**Required actions**
1/ Which names of a person, a country, or an organization appear in the passage on Cambodian politics? List each one once.
2/ In the passage on Cambodian politics, how many opposition members of the National Election Committee resigned?
3/ Quote the passage on Cambodian politics starting at "Until now, Western" and ending at "democratic governing principles.".
═══ Supplied passage ═══
Until now, Western countries have shown little appetite for introducing sanctions, partly out of a fear of pushing Hun Sen fully into China’s orbit, and partly because moves to restrict garment exports from Cambodia could cripple the incomes of hundreds of thousands of workers who depend on the industry. In any case, the ultimate benefit of sanctions is uncertain. In fact, the sobering lesson of Cambodia’s troubled democratic experiment is that while foreign pressure can sometimes force concessions from authoritarian rulers, it is of limited use in forcing them to adopt democratic governing principles.
Three opposition members of Cambodia’s National Election Committee (NEC) resigned from their posts Monday in protest of a court ruling to dissolve their party and recently adopted laws that will see its parliamentary seats and commune councilor positions reassigned to government-aligned parties, RFA adds.
═══ Extracted information ═══
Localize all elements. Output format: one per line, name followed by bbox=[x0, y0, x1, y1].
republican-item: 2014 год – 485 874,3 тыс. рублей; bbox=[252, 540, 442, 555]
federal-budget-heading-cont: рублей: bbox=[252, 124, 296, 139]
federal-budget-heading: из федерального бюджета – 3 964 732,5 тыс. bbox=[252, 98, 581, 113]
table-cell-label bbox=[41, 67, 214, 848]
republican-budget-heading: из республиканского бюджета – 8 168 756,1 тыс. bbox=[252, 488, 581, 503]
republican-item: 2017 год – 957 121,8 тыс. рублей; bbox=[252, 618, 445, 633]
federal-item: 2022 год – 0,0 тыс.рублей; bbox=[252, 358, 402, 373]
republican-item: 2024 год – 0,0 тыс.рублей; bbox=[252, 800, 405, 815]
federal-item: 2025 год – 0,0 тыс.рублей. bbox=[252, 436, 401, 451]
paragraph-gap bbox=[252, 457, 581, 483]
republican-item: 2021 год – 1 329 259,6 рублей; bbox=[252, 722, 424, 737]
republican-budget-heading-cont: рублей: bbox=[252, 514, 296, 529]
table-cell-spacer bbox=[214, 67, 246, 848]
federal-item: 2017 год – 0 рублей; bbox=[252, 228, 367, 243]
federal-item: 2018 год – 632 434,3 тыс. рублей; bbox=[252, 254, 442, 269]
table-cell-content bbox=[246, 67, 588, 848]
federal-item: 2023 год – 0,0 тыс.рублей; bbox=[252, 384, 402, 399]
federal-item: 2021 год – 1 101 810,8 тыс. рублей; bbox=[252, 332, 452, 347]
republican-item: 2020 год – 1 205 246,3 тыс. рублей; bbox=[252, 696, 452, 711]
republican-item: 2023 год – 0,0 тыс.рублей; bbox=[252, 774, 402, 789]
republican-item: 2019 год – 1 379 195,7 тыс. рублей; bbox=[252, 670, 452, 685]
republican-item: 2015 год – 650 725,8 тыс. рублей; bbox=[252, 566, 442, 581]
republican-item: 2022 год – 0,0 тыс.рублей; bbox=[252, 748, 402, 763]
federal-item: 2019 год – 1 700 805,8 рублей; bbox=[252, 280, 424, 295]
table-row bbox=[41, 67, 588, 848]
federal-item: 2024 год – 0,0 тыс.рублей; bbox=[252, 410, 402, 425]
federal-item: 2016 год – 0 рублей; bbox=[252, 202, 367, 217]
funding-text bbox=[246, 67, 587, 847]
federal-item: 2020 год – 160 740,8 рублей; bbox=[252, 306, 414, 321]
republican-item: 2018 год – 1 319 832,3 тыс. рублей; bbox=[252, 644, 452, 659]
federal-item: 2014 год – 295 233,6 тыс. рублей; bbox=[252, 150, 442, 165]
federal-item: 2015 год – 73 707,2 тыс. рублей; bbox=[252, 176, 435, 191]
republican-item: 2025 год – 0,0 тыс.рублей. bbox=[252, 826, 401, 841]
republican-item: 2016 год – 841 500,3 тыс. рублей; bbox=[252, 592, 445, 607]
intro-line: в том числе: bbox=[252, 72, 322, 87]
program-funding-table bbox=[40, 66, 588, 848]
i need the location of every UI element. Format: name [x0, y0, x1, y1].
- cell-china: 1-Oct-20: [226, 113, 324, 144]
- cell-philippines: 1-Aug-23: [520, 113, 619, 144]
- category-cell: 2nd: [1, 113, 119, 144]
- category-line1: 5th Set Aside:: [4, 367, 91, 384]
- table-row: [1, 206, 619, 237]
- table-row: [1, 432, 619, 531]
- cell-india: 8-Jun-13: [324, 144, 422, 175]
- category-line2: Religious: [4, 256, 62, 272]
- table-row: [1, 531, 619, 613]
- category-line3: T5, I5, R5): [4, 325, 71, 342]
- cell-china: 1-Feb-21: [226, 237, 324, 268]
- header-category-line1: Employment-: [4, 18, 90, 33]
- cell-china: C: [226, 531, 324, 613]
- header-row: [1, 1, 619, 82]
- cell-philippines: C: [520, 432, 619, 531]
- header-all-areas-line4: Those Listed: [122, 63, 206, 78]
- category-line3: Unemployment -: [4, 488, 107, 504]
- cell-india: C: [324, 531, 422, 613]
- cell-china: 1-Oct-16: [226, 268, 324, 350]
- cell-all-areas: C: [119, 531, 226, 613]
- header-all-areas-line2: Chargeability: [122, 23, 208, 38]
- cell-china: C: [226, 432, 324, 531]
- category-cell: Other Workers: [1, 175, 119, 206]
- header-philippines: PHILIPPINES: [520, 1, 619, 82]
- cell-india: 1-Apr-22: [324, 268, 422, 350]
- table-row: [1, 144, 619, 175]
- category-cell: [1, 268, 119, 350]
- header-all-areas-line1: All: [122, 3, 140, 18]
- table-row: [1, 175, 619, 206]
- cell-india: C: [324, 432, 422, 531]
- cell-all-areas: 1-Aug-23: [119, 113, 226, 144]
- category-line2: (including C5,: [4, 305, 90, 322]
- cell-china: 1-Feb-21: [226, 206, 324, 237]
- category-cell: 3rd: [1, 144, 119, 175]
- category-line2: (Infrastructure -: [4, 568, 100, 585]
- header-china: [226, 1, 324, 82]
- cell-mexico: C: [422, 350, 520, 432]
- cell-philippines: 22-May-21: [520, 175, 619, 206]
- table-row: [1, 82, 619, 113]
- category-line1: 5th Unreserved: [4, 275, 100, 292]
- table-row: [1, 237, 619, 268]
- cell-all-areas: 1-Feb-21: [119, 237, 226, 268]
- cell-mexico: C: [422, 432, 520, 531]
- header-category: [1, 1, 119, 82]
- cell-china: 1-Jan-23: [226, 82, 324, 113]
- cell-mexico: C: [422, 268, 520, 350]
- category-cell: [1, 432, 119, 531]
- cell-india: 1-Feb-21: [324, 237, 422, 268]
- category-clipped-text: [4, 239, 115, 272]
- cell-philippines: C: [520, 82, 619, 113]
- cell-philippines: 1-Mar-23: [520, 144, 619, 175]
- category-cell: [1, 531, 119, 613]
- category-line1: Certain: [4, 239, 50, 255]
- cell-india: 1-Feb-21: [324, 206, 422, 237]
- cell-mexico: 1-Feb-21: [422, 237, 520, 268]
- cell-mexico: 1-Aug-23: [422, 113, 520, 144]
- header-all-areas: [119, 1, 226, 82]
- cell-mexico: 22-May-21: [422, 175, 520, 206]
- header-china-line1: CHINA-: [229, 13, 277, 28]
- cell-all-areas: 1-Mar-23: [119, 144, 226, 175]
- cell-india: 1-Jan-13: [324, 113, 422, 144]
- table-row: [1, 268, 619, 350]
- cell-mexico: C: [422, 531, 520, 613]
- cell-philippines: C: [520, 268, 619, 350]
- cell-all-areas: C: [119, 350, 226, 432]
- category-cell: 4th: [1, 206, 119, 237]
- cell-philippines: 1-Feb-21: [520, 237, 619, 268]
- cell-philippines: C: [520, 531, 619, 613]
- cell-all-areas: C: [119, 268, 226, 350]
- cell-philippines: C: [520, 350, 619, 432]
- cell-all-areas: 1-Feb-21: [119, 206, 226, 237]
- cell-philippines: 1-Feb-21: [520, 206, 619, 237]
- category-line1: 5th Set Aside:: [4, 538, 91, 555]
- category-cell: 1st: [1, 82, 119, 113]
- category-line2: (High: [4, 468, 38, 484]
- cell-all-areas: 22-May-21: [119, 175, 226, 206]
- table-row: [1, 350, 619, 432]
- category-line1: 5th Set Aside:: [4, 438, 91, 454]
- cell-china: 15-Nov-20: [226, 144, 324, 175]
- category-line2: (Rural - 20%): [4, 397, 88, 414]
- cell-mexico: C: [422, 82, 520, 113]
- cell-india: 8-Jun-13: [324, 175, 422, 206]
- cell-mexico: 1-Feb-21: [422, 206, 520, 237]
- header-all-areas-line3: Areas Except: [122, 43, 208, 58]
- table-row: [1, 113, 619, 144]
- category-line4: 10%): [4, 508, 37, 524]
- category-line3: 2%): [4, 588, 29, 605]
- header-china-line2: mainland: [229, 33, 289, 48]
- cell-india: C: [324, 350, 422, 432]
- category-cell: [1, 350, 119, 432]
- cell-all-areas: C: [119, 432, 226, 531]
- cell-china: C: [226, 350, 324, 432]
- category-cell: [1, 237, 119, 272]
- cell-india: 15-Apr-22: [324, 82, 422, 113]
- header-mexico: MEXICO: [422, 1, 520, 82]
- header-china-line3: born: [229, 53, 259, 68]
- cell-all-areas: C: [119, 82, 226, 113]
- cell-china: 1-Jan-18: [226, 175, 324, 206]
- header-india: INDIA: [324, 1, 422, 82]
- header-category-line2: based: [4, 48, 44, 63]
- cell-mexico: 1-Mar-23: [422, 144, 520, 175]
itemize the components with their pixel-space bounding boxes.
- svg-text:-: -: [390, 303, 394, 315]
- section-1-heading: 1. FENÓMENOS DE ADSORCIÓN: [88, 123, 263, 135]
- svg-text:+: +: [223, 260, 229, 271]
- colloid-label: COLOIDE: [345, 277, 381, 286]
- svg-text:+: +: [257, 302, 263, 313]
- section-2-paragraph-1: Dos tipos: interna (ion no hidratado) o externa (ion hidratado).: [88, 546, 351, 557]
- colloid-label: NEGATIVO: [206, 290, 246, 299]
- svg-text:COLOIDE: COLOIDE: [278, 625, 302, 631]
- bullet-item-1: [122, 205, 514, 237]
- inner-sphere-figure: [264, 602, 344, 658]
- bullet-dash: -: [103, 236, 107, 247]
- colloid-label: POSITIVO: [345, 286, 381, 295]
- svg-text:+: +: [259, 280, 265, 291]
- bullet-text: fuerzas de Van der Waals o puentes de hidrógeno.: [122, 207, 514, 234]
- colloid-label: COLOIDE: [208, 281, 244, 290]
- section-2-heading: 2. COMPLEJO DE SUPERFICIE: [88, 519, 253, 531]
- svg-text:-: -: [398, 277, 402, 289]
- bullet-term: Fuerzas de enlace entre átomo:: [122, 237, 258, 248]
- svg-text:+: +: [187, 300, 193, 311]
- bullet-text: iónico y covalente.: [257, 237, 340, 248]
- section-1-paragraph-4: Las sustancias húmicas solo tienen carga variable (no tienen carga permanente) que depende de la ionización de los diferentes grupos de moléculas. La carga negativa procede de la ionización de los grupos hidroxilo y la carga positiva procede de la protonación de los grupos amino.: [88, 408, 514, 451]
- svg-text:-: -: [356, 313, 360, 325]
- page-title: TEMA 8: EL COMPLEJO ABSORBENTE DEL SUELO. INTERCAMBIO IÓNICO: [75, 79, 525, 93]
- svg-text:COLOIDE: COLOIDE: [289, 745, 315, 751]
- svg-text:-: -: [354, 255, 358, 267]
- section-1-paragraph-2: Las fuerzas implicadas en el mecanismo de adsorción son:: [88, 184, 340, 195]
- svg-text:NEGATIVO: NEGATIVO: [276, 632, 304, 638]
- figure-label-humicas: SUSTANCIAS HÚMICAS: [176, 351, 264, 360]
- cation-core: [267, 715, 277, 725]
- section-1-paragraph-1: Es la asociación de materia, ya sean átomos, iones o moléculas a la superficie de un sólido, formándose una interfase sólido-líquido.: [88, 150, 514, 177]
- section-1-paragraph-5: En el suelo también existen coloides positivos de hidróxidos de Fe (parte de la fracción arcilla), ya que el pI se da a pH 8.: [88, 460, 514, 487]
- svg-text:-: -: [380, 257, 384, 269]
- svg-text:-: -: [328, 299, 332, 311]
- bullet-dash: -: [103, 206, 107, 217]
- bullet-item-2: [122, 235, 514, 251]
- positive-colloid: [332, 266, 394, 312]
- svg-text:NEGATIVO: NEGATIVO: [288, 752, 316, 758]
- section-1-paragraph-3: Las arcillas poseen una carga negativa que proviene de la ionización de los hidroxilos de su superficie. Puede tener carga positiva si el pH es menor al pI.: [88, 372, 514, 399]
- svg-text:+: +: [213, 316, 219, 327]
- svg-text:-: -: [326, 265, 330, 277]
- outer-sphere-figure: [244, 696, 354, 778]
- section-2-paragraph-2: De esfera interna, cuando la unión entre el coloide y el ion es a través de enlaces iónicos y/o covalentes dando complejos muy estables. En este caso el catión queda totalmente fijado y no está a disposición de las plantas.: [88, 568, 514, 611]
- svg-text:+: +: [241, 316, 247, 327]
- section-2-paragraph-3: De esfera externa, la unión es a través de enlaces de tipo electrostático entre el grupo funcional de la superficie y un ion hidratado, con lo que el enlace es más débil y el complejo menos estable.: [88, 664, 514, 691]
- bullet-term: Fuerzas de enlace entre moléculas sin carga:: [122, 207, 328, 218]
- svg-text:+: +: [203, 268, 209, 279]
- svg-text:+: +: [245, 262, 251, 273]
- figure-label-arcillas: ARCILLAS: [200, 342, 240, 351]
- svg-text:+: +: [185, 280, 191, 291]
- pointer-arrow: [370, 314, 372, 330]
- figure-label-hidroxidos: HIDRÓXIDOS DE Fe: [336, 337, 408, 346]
═══
**Expected results**
1/
Hun Sen
China
Cambodia
National Election Committee (NEC)
RFA

2/ Three.

3/
Until now, Western countries have shown little appetite for introducing sanctions, partly out of a fear of pushing Hun Sen fully into China’s orbit, and partly because moves to restrict garment exports from Cambodia could cripple the incomes of hundreds of thousands of workers who depend on the industry. In any case, the ultimate benefit of sanctions is uncertain. In fact, the sobering lesson of Cambodia’s troubled democratic experiment is that while foreign pressure can sometimes force concessions from authoritarian rulers, it is of limited use in forcing them to adopt democratic governing principles.